-- What is expected --
Write out the rows from the start through the line containing "- candlestick: [13, 392, 20, 458]", keeping them identical and including that final line.

** Begin Given data **

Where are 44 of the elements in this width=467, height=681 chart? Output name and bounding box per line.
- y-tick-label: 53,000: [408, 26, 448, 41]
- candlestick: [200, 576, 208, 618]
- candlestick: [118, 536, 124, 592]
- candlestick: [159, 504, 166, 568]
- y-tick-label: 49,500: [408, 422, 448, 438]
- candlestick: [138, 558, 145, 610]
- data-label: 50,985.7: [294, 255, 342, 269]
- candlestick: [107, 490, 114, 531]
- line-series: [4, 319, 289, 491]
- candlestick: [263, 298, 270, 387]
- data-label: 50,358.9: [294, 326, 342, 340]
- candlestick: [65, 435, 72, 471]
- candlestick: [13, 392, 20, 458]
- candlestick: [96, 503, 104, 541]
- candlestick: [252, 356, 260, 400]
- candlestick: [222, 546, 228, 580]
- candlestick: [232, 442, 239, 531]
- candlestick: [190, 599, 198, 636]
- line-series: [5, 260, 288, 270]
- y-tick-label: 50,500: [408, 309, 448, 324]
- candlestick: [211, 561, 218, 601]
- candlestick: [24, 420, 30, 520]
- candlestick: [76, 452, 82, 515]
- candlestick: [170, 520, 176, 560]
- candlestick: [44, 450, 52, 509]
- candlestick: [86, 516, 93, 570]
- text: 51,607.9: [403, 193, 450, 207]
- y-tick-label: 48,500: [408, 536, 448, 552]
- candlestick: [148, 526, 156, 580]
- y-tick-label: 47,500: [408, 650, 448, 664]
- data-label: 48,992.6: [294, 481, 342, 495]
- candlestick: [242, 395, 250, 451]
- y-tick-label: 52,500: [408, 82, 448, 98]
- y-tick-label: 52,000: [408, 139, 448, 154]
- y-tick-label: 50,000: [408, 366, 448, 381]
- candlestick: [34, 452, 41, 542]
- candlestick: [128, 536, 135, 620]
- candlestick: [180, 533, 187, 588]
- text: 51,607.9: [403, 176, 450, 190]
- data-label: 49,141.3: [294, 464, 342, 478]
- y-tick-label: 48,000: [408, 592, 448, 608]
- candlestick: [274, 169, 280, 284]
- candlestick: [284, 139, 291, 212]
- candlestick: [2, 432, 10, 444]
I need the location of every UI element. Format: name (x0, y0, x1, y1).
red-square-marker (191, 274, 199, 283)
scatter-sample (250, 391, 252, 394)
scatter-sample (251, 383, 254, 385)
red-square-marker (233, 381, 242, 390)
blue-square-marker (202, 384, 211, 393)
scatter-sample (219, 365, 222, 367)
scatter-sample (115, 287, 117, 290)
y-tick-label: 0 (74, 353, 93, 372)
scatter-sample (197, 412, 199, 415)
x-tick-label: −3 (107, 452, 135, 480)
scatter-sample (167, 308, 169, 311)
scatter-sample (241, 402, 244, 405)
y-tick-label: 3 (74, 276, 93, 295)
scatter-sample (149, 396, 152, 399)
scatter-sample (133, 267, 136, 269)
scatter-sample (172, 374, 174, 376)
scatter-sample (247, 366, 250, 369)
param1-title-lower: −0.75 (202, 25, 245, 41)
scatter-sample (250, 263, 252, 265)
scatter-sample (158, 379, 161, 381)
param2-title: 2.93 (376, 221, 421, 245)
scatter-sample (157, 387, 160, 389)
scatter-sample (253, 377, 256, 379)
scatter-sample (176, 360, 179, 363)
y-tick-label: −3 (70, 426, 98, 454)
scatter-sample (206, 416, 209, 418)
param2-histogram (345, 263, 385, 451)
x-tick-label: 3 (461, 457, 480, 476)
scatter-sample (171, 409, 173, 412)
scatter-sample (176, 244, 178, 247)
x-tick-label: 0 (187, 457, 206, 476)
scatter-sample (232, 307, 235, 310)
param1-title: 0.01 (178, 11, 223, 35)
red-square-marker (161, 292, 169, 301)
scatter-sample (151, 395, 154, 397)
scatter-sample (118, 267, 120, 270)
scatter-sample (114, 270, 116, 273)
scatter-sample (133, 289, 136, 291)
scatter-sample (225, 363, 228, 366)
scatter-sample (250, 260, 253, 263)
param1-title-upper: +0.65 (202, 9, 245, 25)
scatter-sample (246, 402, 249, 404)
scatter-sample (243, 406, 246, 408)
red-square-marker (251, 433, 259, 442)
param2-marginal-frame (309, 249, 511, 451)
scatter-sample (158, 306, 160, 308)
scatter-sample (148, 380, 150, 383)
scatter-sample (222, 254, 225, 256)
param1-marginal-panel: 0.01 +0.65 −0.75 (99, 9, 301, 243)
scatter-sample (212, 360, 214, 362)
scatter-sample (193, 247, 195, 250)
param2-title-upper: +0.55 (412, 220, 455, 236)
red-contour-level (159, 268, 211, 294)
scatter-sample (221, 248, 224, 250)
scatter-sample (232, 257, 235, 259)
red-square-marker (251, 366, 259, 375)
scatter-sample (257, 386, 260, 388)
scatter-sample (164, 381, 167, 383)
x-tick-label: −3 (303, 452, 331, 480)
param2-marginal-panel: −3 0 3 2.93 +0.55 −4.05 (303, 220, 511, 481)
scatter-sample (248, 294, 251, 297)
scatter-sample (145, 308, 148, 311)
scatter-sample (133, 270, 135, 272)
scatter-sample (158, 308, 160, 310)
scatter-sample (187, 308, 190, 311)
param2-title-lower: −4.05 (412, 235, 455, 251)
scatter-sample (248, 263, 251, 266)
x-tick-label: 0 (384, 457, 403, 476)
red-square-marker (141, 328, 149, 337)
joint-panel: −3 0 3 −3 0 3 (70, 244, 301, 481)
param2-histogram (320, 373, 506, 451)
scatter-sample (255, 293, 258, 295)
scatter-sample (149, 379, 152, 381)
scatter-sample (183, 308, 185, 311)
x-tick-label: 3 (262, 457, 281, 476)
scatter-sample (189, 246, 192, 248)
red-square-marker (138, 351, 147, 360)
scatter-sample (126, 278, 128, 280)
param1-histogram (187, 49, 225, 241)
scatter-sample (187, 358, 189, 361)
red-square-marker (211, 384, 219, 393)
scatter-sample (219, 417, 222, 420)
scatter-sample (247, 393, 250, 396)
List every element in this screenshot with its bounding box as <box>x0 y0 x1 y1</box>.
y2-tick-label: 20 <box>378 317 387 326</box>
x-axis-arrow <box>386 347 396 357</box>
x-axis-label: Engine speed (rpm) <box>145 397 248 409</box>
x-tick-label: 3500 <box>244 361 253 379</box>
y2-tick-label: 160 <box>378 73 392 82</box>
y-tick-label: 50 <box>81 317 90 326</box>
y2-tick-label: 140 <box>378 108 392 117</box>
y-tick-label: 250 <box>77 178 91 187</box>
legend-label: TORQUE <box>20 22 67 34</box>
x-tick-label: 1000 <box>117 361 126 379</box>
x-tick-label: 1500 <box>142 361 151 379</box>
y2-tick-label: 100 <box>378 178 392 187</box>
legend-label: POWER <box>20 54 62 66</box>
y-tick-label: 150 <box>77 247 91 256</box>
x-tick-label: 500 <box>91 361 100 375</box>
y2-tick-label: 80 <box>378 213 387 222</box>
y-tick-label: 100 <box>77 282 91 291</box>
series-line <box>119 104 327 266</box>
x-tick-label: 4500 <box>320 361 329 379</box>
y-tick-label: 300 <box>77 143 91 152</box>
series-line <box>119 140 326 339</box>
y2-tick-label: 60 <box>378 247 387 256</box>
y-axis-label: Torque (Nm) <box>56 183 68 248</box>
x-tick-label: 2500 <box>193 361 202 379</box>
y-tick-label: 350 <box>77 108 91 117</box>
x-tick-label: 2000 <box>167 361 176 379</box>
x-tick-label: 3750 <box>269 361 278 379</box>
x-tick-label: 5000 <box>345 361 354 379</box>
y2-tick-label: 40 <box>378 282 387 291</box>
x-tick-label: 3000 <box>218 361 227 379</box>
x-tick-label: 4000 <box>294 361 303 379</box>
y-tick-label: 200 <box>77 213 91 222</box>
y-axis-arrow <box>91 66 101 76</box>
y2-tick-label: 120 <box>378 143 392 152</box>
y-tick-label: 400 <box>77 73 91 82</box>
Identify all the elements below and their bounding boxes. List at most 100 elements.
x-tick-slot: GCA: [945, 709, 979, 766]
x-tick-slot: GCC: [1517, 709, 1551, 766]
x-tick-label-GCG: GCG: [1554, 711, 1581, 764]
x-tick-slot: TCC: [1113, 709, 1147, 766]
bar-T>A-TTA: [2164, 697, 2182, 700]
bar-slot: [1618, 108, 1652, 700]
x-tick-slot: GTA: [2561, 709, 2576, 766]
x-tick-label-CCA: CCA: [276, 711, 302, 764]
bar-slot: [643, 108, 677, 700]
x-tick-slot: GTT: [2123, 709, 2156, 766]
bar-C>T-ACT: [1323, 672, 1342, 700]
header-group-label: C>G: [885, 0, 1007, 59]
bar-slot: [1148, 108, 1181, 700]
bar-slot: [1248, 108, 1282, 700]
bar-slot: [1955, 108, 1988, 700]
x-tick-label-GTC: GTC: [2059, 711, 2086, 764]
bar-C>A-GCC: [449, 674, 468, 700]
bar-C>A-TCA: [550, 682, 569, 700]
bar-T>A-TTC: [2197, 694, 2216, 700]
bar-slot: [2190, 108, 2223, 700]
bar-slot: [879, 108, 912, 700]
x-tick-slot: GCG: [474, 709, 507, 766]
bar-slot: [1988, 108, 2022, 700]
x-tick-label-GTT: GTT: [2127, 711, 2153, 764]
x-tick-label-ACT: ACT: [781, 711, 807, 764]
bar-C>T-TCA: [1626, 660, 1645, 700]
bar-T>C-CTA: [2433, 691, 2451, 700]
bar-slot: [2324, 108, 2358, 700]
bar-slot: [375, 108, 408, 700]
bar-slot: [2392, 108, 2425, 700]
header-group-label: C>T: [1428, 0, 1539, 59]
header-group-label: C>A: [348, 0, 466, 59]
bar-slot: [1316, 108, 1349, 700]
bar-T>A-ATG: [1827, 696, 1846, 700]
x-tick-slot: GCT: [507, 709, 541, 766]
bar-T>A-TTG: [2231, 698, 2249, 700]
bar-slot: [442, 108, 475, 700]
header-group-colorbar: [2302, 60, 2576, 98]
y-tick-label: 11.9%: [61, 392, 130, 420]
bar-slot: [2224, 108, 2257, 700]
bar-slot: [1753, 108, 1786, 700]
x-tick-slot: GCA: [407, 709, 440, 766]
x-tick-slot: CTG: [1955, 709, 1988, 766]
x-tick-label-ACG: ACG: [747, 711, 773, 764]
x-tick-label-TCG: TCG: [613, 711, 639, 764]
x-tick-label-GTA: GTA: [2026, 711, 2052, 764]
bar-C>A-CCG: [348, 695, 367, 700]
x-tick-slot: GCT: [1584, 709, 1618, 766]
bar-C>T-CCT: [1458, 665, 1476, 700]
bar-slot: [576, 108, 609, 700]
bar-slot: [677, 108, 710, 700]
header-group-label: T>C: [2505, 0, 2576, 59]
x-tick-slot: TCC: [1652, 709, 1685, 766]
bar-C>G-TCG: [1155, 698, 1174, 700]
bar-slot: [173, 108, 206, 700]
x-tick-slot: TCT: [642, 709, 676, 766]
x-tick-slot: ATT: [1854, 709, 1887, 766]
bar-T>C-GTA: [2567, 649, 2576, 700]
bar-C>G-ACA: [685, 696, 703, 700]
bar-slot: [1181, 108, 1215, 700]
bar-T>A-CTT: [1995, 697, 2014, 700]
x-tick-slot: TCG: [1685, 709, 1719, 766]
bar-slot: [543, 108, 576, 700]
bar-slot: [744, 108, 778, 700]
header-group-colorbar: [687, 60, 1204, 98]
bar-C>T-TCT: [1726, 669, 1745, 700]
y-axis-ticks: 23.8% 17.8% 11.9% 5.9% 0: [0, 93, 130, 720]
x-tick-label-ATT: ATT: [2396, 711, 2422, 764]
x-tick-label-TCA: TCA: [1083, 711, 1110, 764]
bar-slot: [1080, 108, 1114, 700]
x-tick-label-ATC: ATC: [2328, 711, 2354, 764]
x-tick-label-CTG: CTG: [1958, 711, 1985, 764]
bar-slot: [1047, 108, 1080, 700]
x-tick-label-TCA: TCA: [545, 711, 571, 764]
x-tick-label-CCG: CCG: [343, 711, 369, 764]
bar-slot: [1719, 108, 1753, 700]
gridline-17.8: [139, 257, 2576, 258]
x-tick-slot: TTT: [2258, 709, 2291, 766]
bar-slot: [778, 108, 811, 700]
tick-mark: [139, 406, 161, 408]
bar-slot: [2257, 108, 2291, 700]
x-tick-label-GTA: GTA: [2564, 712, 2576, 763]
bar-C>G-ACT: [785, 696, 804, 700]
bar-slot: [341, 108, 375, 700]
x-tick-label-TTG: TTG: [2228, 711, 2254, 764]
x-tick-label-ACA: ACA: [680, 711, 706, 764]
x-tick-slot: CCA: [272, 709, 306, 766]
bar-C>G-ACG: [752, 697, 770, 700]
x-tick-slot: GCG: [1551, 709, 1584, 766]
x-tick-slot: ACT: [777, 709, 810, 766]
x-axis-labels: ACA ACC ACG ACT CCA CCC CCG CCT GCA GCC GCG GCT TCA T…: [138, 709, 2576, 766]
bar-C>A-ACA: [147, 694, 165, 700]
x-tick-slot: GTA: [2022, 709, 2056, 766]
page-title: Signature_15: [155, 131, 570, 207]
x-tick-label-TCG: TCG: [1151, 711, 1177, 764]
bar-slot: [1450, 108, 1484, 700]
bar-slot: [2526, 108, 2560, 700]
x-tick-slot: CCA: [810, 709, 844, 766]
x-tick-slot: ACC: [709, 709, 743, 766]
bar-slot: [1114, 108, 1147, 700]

** End Given data **

-- Right answer --
Where are 44 of the elements in this width=467, height=681 chart? Output name and bounding box per line.
- y-tick-label: 53,000: [408, 26, 448, 41]
- candlestick: [200, 576, 208, 618]
- candlestick: [118, 536, 124, 592]
- candlestick: [159, 504, 166, 568]
- y-tick-label: 49,500: [408, 422, 448, 438]
- candlestick: [138, 558, 145, 610]
- data-label: 50,985.7: [294, 255, 342, 269]
- candlestick: [107, 490, 114, 531]
- line-series: [4, 319, 289, 491]
- candlestick: [263, 298, 270, 387]
- data-label: 50,358.9: [294, 326, 342, 340]
- candlestick: [65, 435, 72, 471]
- candlestick: [13, 392, 20, 458]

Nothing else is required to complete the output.